§ **Required work**:
Check each line of the records below and collect those that include the word "licenca".

§ **Data shown**:
'''
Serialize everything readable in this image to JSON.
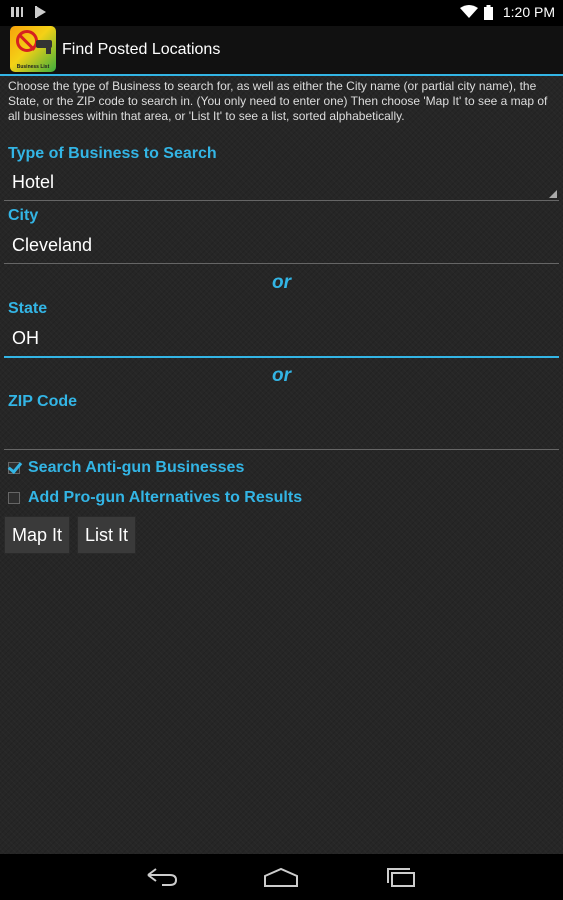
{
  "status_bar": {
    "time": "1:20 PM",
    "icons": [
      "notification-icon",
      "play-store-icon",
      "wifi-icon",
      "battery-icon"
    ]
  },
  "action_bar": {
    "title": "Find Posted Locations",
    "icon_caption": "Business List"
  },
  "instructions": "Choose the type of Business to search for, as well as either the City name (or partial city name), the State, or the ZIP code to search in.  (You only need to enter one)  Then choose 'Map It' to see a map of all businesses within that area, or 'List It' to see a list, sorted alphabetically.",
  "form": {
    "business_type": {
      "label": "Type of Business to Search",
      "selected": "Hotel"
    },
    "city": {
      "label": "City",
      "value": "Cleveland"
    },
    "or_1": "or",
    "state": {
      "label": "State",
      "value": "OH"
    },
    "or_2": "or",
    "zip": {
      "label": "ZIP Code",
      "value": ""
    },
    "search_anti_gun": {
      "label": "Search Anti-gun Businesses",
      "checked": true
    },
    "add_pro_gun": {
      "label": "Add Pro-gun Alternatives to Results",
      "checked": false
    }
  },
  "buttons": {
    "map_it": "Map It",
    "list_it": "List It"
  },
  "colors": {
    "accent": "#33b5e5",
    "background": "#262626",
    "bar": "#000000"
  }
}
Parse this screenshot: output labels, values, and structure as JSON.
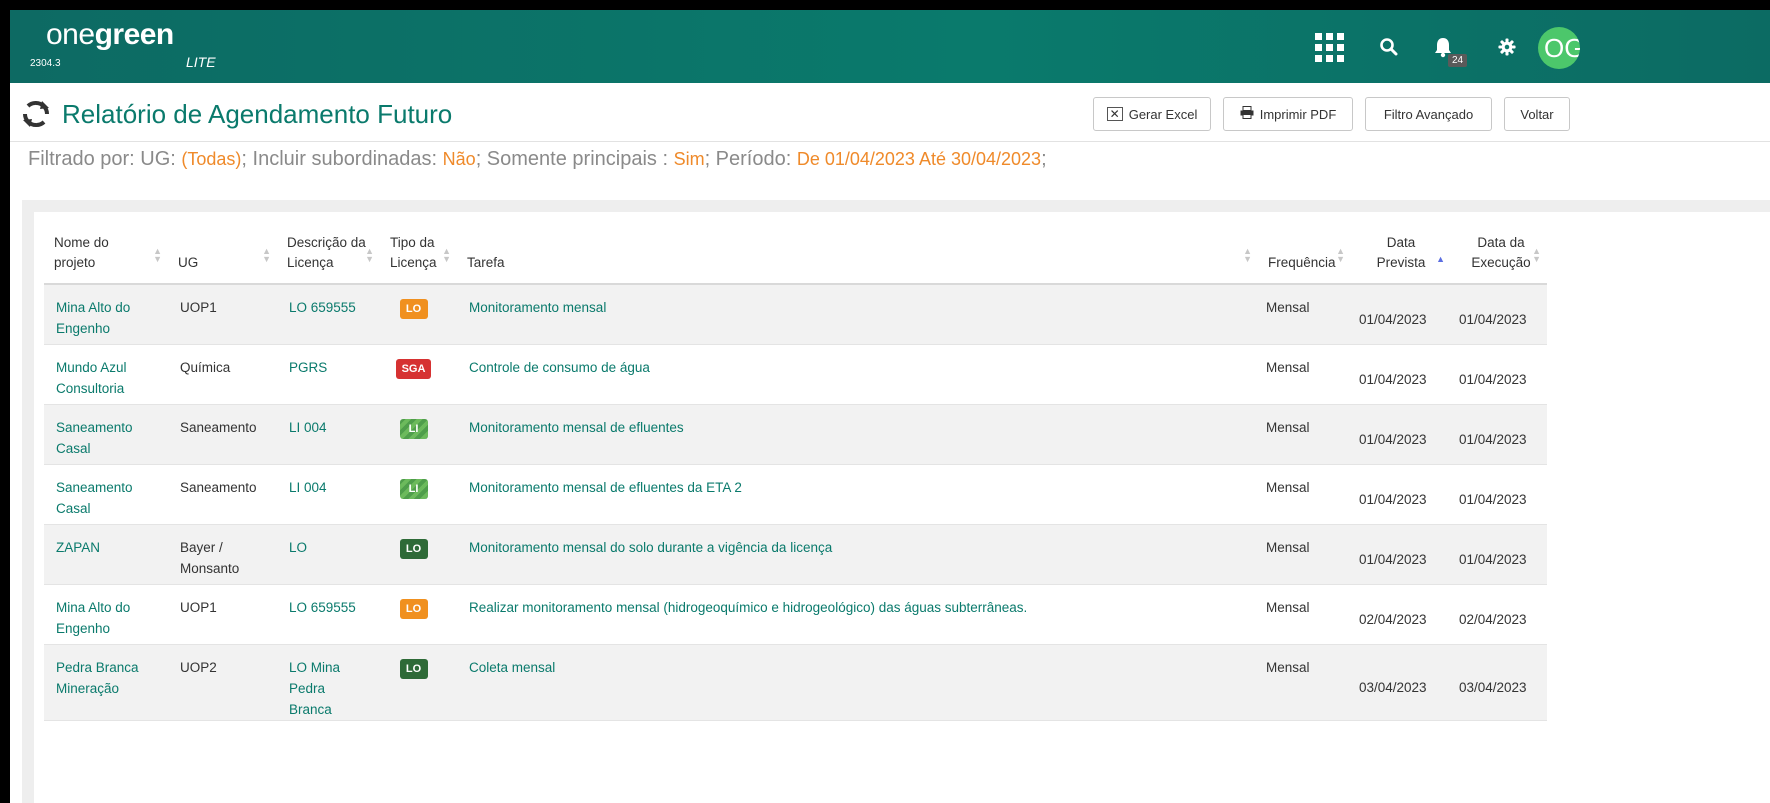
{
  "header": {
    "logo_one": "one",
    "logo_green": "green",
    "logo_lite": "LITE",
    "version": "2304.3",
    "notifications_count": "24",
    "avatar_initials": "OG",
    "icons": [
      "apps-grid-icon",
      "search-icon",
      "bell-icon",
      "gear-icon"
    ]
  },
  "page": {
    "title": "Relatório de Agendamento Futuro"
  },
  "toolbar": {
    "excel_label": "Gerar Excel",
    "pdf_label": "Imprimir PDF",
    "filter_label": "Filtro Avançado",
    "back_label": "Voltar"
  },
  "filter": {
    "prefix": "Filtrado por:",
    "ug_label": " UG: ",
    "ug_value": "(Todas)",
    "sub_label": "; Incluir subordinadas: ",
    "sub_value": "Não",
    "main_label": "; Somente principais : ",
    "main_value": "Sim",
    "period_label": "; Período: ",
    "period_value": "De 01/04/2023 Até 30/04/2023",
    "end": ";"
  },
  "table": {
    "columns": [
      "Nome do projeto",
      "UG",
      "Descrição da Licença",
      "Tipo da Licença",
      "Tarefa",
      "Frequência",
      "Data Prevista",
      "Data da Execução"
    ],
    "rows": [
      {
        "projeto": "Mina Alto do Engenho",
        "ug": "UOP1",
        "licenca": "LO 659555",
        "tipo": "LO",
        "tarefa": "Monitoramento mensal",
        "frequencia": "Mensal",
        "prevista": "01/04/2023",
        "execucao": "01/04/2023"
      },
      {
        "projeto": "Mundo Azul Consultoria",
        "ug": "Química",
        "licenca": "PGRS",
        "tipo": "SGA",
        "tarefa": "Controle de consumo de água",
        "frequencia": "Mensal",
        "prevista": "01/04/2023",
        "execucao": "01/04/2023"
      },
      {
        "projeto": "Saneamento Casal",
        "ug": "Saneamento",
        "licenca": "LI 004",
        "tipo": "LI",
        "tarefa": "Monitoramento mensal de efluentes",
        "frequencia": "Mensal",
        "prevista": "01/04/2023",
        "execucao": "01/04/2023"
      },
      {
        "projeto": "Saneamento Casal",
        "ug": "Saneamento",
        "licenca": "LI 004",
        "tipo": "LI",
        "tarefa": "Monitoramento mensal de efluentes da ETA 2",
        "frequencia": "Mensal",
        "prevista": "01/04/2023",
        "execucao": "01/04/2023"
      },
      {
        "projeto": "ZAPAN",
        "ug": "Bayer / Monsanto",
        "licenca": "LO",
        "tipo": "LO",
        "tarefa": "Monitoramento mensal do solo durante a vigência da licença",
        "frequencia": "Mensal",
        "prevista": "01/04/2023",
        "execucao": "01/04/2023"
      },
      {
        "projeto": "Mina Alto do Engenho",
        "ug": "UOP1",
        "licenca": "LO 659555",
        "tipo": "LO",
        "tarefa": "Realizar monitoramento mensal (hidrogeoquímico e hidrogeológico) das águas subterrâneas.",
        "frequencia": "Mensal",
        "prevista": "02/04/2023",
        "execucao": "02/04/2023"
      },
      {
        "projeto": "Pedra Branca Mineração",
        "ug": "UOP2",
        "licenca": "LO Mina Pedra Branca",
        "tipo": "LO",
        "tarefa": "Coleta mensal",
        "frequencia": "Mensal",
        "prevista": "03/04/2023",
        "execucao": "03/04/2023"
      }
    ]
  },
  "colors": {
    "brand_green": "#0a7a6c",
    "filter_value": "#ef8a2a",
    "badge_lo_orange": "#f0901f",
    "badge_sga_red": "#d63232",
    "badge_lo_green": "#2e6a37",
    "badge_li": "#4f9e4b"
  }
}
'''
§ **Answer to the problem**:
        "licenca": "LO 659555",
        "licenca": "PGRS",
        "licenca": "LI 004",
        "licenca": "LI 004",
        "licenca": "LO",
        "licenca": "LO 659555",
        "licenca": "LO Mina Pedra Branca",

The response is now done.